━━━ Dataset ━━━

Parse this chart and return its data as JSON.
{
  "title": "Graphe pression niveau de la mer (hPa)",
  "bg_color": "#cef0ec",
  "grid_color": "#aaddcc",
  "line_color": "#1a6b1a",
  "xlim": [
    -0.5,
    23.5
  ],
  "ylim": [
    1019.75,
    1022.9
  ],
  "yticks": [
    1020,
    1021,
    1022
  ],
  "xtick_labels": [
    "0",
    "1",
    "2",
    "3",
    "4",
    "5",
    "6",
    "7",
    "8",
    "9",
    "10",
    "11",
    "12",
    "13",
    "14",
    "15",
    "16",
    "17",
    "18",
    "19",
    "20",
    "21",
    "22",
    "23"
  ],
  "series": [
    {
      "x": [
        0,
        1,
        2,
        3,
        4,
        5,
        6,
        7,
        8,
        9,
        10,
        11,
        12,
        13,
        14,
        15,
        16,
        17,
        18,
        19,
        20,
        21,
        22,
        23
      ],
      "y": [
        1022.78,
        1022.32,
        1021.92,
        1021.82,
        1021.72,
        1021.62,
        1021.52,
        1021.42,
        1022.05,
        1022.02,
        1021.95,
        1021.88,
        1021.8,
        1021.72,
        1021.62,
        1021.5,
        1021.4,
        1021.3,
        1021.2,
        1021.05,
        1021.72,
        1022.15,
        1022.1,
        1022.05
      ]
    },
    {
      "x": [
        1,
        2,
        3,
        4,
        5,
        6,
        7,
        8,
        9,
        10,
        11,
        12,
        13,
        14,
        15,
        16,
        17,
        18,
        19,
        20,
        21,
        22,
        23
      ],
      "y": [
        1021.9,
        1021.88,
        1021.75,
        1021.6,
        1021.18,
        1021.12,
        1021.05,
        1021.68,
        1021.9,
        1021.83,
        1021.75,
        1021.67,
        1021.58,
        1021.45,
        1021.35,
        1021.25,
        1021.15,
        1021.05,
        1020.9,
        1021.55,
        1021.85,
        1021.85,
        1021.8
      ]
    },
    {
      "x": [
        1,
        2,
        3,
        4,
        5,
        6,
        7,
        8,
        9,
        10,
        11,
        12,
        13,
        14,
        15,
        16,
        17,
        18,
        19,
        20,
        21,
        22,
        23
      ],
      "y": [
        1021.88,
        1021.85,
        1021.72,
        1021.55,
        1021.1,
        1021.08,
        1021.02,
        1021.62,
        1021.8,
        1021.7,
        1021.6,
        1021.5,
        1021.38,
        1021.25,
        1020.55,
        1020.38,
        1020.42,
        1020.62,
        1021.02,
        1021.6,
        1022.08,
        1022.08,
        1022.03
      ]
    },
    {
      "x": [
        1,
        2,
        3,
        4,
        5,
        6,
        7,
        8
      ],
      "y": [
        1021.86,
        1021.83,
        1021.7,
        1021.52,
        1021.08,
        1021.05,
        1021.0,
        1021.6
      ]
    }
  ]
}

━━━

Set out the complete listing exactly as shown.

Parse this chart and return its data as JSON.
{
  "title": "Graphe pression niveau de la mer (hPa)",
  "bg_color": "#cef0ec",
  "grid_color": "#aaddcc",
  "line_color": "#1a6b1a",
  "xlim": [
    -0.5,
    23.5
  ],
  "ylim": [
    1019.75,
    1022.9
  ],
  "yticks": [
    1020,
    1021,
    1022
  ],
  "xtick_labels": [
    "0",
    "1",
    "2",
    "3",
    "4",
    "5",
    "6",
    "7",
    "8",
    "9",
    "10",
    "11",
    "12",
    "13",
    "14",
    "15",
    "16",
    "17",
    "18",
    "19",
    "20",
    "21",
    "22",
    "23"
  ],
  "series": [
    {
      "x": [
        0,
        1,
        2,
        3,
        4,
        5,
        6,
        7,
        8,
        9,
        10,
        11,
        12,
        13,
        14,
        15,
        16,
        17,
        18,
        19,
        20,
        21,
        22,
        23
      ],
      "y": [
        1022.78,
        1022.32,
        1021.92,
        1021.82,
        1021.72,
        1021.62,
        1021.52,
        1021.42,
        1022.05,
        1022.02,
        1021.95,
        1021.88,
        1021.8,
        1021.72,
        1021.62,
        1021.5,
        1021.4,
        1021.3,
        1021.2,
        1021.05,
        1021.72,
        1022.15,
        1022.1,
        1022.05
      ]
    },
    {
      "x": [
        1,
        2,
        3,
        4,
        5,
        6,
        7,
        8,
        9,
        10,
        11,
        12,
        13,
        14,
        15,
        16,
        17,
        18,
        19,
        20,
        21,
        22,
        23
      ],
      "y": [
        1021.9,
        1021.88,
        1021.75,
        1021.6,
        1021.18,
        1021.12,
        1021.05,
        1021.68,
        1021.9,
        1021.83,
        1021.75,
        1021.67,
        1021.58,
        1021.45,
        1021.35,
        1021.25,
        1021.15,
        1021.05,
        1020.9,
        1021.55,
        1021.85,
        1021.85,
        1021.8
      ]
    },
    {
      "x": [
        1,
        2,
        3,
        4,
        5,
        6,
        7,
        8,
        9,
        10,
        11,
        12,
        13,
        14,
        15,
        16,
        17,
        18,
        19,
        20,
        21,
        22,
        23
      ],
      "y": [
        1021.88,
        1021.85,
        1021.72,
        1021.55,
        1021.1,
        1021.08,
        1021.02,
        1021.62,
        1021.8,
        1021.7,
        1021.6,
        1021.5,
        1021.38,
        1021.25,
        1020.55,
        1020.38,
        1020.42,
        1020.62,
        1021.02,
        1021.6,
        1022.08,
        1022.08,
        1022.03
      ]
    },
    {
      "x": [
        1,
        2,
        3,
        4,
        5,
        6,
        7,
        8
      ],
      "y": [
        1021.86,
        1021.83,
        1021.7,
        1021.52,
        1021.08,
        1021.05,
        1021.0,
        1021.6
      ]
    }
  ]
}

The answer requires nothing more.